→ Directions for this task:
In this exercise, reproduce all the entries that follow exactly.

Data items
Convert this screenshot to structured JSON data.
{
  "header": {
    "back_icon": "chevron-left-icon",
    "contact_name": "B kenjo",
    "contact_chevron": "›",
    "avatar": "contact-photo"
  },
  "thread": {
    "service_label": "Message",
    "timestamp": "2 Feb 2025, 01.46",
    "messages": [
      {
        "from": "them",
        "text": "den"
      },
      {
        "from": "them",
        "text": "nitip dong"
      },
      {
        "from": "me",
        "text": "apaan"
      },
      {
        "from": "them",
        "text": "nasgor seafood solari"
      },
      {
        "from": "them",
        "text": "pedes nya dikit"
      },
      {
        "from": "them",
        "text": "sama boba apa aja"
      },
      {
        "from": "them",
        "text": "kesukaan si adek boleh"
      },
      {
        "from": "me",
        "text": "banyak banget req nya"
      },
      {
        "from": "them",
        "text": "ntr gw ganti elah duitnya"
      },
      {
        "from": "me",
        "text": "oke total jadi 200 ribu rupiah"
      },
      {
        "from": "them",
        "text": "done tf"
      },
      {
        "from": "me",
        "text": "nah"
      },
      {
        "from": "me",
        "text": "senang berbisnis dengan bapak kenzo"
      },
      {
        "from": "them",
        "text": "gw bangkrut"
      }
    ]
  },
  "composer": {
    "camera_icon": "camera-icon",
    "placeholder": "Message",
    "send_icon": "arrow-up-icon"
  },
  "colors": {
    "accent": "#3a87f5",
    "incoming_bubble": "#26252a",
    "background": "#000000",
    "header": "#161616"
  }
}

→ Result for this task:
Convert this screenshot to structured JSON data.
{
  "header": {
    "back_icon": "chevron-left-icon",
    "contact_name": "B kenjo",
    "contact_chevron": "›",
    "avatar": "contact-photo"
  },
  "thread": {
    "service_label": "Message",
    "timestamp": "2 Feb 2025, 01.46",
    "messages": [
      {
        "from": "them",
        "text": "den"
      },
      {
        "from": "them",
        "text": "nitip dong"
      },
      {
        "from": "me",
        "text": "apaan"
      },
      {
        "from": "them",
        "text": "nasgor seafood solari"
      },
      {
        "from": "them",
        "text": "pedes nya dikit"
      },
      {
        "from": "them",
        "text": "sama boba apa aja"
      },
      {
        "from": "them",
        "text": "kesukaan si adek boleh"
      },
      {
        "from": "me",
        "text": "banyak banget req nya"
      },
      {
        "from": "them",
        "text": "ntr gw ganti elah duitnya"
      },
      {
        "from": "me",
        "text": "oke total jadi 200 ribu rupiah"
      },
      {
        "from": "them",
        "text": "done tf"
      },
      {
        "from": "me",
        "text": "nah"
      },
      {
        "from": "me",
        "text": "senang berbisnis dengan bapak kenzo"
      },
      {
        "from": "them",
        "text": "gw bangkrut"
      }
    ]
  },
  "composer": {
    "camera_icon": "camera-icon",
    "placeholder": "Message",
    "send_icon": "arrow-up-icon"
  },
  "colors": {
    "accent": "#3a87f5",
    "incoming_bubble": "#26252a",
    "background": "#000000",
    "header": "#161616"
  }
}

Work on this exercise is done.